▶ _Request_
Write out the items below word for word, from the first line of the items up to and including the line with "- table-row: [60, 842, 616, 866]".

▶ _Records from a data collection_
-- begin --
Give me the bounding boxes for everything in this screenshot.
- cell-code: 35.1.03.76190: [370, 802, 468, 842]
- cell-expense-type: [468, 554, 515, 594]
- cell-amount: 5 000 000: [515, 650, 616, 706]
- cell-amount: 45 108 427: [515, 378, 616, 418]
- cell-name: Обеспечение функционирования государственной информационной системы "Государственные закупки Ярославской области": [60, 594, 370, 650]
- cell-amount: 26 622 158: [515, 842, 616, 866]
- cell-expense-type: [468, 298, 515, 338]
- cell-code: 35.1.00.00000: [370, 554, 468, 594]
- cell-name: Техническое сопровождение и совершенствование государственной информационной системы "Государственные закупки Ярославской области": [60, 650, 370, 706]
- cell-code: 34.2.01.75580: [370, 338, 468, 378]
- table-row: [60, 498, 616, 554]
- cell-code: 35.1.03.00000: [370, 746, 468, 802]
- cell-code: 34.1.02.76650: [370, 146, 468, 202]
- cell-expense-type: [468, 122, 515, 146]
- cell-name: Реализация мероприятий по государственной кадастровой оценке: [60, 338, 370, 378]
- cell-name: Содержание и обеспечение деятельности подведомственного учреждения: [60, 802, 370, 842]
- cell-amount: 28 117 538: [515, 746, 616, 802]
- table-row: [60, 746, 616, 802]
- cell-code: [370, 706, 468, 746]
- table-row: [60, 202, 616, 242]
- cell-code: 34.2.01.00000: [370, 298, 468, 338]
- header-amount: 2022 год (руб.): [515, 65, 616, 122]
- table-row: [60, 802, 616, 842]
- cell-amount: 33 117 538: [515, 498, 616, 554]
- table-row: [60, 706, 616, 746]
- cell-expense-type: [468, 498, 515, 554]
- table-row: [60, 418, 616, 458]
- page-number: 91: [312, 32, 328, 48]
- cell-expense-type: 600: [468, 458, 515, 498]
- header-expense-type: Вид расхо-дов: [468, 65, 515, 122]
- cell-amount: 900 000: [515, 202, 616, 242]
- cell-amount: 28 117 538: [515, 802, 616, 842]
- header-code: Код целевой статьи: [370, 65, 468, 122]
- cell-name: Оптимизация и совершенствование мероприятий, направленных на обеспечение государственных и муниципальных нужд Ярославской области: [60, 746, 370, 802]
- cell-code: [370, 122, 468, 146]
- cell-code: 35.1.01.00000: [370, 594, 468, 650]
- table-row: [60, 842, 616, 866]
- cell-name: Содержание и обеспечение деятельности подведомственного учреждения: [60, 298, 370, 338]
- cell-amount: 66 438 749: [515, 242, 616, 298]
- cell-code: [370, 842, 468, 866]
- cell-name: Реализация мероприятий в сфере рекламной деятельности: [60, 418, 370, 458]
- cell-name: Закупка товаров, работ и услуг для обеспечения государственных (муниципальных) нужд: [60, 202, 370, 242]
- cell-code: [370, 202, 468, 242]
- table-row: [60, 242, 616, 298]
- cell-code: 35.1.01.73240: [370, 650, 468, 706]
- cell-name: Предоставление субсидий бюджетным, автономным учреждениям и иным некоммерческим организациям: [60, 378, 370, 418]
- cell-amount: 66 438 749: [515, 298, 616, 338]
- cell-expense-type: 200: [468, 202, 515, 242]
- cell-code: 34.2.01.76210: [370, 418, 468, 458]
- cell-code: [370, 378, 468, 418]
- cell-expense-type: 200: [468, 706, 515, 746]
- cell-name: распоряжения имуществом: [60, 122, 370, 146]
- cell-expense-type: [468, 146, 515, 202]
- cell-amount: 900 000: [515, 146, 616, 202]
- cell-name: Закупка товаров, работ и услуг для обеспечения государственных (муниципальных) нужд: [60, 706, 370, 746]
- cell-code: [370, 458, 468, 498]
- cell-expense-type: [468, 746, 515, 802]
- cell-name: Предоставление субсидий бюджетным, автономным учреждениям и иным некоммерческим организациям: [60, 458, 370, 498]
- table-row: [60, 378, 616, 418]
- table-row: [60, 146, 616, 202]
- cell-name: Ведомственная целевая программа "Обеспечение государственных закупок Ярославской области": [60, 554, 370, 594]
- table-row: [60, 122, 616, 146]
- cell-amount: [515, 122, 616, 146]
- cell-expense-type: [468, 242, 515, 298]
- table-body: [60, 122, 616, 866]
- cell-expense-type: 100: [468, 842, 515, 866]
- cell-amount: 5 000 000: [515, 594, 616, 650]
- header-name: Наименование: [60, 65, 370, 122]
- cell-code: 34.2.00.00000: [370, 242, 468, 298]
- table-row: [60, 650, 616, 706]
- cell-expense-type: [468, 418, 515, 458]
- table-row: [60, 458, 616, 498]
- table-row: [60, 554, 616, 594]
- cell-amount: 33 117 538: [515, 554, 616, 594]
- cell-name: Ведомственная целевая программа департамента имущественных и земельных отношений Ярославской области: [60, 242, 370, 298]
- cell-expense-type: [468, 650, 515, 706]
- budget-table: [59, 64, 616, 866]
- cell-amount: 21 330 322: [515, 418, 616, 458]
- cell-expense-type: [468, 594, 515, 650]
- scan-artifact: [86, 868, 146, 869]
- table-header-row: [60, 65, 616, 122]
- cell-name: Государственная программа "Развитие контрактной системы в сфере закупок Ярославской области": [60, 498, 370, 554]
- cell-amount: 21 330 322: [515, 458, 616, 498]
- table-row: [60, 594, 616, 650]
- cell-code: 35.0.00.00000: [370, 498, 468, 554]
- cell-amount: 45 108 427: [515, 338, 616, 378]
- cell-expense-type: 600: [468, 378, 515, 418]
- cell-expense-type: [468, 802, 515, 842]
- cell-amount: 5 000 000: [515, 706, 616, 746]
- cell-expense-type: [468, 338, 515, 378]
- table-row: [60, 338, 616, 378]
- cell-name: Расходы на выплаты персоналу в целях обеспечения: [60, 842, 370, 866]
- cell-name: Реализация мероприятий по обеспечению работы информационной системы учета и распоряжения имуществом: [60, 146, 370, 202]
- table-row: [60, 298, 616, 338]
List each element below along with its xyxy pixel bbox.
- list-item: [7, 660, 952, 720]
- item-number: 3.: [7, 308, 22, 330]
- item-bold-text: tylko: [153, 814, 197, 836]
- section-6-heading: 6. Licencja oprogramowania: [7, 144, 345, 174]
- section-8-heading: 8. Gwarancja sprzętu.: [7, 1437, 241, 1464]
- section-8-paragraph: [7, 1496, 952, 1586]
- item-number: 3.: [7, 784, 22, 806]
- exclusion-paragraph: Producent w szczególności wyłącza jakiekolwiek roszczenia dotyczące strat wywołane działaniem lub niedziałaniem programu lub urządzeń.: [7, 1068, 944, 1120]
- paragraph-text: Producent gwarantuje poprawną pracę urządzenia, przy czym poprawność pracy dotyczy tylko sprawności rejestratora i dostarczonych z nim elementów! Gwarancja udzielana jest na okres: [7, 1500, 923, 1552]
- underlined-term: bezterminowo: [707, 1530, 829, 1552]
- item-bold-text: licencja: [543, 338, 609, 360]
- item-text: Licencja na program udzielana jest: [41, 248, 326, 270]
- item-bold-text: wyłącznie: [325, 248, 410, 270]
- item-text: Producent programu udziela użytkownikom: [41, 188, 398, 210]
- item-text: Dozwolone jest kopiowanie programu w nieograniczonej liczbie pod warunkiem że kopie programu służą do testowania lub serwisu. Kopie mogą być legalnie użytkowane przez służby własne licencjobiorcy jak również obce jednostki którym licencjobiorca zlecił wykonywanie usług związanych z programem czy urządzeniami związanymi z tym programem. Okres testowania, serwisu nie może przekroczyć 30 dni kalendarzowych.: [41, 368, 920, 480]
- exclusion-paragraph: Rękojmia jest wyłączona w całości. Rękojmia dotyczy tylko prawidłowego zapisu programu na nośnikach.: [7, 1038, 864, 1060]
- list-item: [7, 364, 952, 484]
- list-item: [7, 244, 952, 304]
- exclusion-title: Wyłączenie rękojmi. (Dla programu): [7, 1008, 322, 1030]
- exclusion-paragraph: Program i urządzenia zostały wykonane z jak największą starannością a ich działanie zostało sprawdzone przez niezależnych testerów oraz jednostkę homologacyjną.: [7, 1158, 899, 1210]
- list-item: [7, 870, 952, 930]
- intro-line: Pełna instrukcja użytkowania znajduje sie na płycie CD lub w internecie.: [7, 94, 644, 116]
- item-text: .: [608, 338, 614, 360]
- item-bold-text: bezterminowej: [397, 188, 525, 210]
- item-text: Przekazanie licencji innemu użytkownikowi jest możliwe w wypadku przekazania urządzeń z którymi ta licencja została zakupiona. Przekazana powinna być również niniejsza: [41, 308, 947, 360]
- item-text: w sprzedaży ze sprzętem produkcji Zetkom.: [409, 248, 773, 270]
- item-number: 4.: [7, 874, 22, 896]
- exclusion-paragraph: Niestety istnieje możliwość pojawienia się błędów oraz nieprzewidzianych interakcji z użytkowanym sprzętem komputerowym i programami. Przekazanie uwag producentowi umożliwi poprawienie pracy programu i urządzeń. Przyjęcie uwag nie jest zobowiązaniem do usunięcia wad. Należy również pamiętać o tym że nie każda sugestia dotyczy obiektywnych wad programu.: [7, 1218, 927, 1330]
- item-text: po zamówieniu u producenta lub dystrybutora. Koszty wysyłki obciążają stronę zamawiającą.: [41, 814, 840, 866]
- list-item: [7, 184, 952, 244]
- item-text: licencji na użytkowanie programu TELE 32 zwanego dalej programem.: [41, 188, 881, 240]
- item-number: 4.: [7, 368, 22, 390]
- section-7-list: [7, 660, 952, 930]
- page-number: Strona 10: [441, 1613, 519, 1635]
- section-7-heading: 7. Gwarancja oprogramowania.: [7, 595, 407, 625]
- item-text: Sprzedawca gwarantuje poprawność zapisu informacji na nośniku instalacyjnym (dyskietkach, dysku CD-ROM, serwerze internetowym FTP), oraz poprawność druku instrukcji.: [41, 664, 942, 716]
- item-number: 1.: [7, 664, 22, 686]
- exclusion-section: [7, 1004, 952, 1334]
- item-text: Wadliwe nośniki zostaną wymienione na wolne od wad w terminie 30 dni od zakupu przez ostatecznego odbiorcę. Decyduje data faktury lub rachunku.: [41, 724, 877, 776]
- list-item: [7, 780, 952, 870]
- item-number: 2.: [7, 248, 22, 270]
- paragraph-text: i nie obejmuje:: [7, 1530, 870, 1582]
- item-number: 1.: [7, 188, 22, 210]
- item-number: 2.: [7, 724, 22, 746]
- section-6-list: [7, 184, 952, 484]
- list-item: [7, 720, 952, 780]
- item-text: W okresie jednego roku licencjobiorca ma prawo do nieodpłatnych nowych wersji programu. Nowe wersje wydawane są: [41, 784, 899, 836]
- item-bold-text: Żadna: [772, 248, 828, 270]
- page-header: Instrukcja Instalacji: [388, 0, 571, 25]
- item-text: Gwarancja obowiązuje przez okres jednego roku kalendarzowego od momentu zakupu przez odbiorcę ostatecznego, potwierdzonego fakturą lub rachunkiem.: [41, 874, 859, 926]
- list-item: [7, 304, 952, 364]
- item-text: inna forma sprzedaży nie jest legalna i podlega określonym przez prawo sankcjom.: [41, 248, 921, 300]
-- end --
▶ _Task answer_
Give me the bounding boxes for everything in this screenshot.
- cell-code: 35.1.03.76190: [370, 802, 468, 842]
- cell-expense-type: [468, 554, 515, 594]
- cell-amount: 5 000 000: [515, 650, 616, 706]
- cell-amount: 45 108 427: [515, 378, 616, 418]
- cell-name: Обеспечение функционирования государственной информационной системы "Государственные закупки Ярославской области": [60, 594, 370, 650]
- cell-amount: 26 622 158: [515, 842, 616, 866]
- cell-expense-type: [468, 298, 515, 338]
- cell-code: 35.1.00.00000: [370, 554, 468, 594]
- cell-name: Техническое сопровождение и совершенствование государственной информационной системы "Государственные закупки Ярославской области": [60, 650, 370, 706]
- cell-code: 34.2.01.75580: [370, 338, 468, 378]
- table-row: [60, 498, 616, 554]
- cell-code: 35.1.03.00000: [370, 746, 468, 802]
- cell-code: 34.1.02.76650: [370, 146, 468, 202]
- cell-expense-type: [468, 122, 515, 146]
- cell-name: Реализация мероприятий по государственной кадастровой оценке: [60, 338, 370, 378]
- cell-name: Содержание и обеспечение деятельности подведомственного учреждения: [60, 802, 370, 842]
- cell-amount: 28 117 538: [515, 746, 616, 802]
- table-row: [60, 746, 616, 802]
- cell-code: [370, 706, 468, 746]
- table-row: [60, 202, 616, 242]
- cell-code: 34.2.01.00000: [370, 298, 468, 338]
- header-amount: 2022 год (руб.): [515, 65, 616, 122]
- table-row: [60, 802, 616, 842]
- cell-amount: 33 117 538: [515, 498, 616, 554]
- table-row: [60, 706, 616, 746]
- cell-expense-type: [468, 498, 515, 554]
- table-row: [60, 418, 616, 458]
- page-number: 91: [312, 32, 328, 48]
- cell-expense-type: 600: [468, 458, 515, 498]
- header-expense-type: Вид расхо-дов: [468, 65, 515, 122]
- cell-amount: 900 000: [515, 202, 616, 242]
- cell-amount: 28 117 538: [515, 802, 616, 842]
- header-code: Код целевой статьи: [370, 65, 468, 122]
- cell-name: Оптимизация и совершенствование мероприятий, направленных на обеспечение государственных и муниципальных нужд Ярославской области: [60, 746, 370, 802]
- cell-code: [370, 122, 468, 146]
- cell-code: 35.1.01.00000: [370, 594, 468, 650]
- table-row: [60, 842, 616, 866]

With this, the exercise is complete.